**The request:** Copy each line exactly. Drop every picture.

**Information supplied:**
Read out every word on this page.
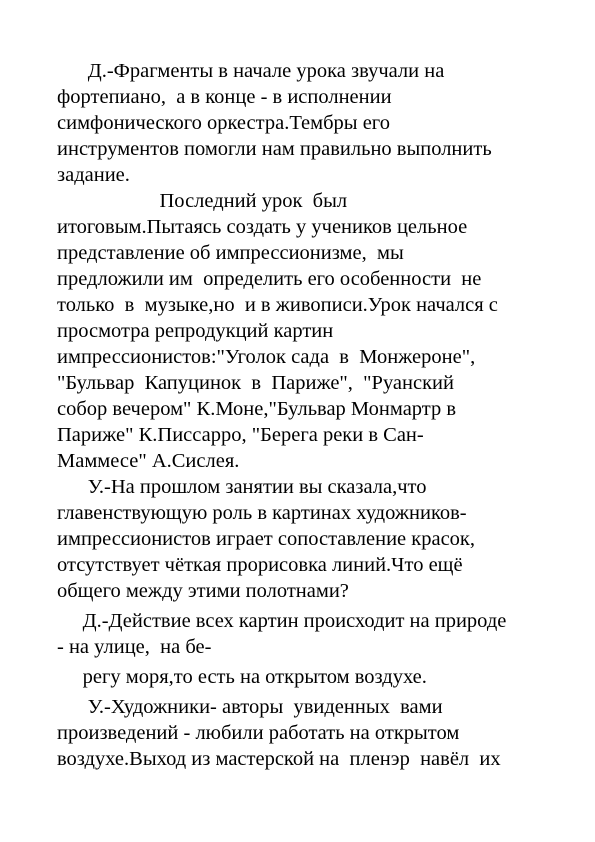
Д.-Фрагменты в начале урока звучали на
фортепиано,  а в конце - в исполнении
симфонического оркестра.Тембры его
инструментов помогли нам правильно выполнить
задание.
Последний урок  был
итоговым.Пытаясь создать у учеников цельное
представление об импрессионизме,  мы
предложили им  определить его особенности  не
только  в  музыке,но  и в живописи.Урок начался с
просмотра репродукций картин
импрессионистов:"Уголок сада  в  Монжероне",
"Бульвар  Капуцинок  в  Париже",  "Руанский
собор вечером" К.Моне,"Бульвар Монмартр в
Париже" К.Писсарро, "Берега реки в Сан-
Маммесе" А.Сислея.
У.-На прошлом занятии вы сказала,что
главенствующую роль в картинах художников-
импрессионистов играет сопоставление красок,
отсутствует чёткая прорисовка линий.Что ещё
общего между этими полотнами?
Д.-Действие всех картин происходит на природе
- на улице,  на бе-
регу моря,то есть на открытом воздухе.
У.-Художники- авторы  увиденных  вами
произведений - любили работать на открытом
воздухе.Выход из мастерской на  пленэр  навёл  их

**Correct result:**
Read out every word on this page.
Д.-Фрагменты в начале урока звучали на
фортепиано,  а в конце - в исполнении
симфонического оркестра.Тембры его
инструментов помогли нам правильно выполнить
задание.
Последний урок  был
итоговым.Пытаясь создать у учеников цельное
представление об импрессионизме,  мы
предложили им  определить его особенности  не
только  в  музыке,но  и в живописи.Урок начался с
просмотра репродукций картин
импрессионистов:"Уголок сада  в  Монжероне",
"Бульвар  Капуцинок  в  Париже",  "Руанский
собор вечером" К.Моне,"Бульвар Монмартр в
Париже" К.Писсарро, "Берега реки в Сан-
Маммесе" А.Сислея.
У.-На прошлом занятии вы сказала,что
главенствующую роль в картинах художников-
импрессионистов играет сопоставление красок,
отсутствует чёткая прорисовка линий.Что ещё
общего между этими полотнами?
Д.-Действие всех картин происходит на природе
- на улице,  на бе-
регу моря,то есть на открытом воздухе.
У.-Художники- авторы  увиденных  вами
произведений - любили работать на открытом
воздухе.Выход из мастерской на  пленэр  навёл  их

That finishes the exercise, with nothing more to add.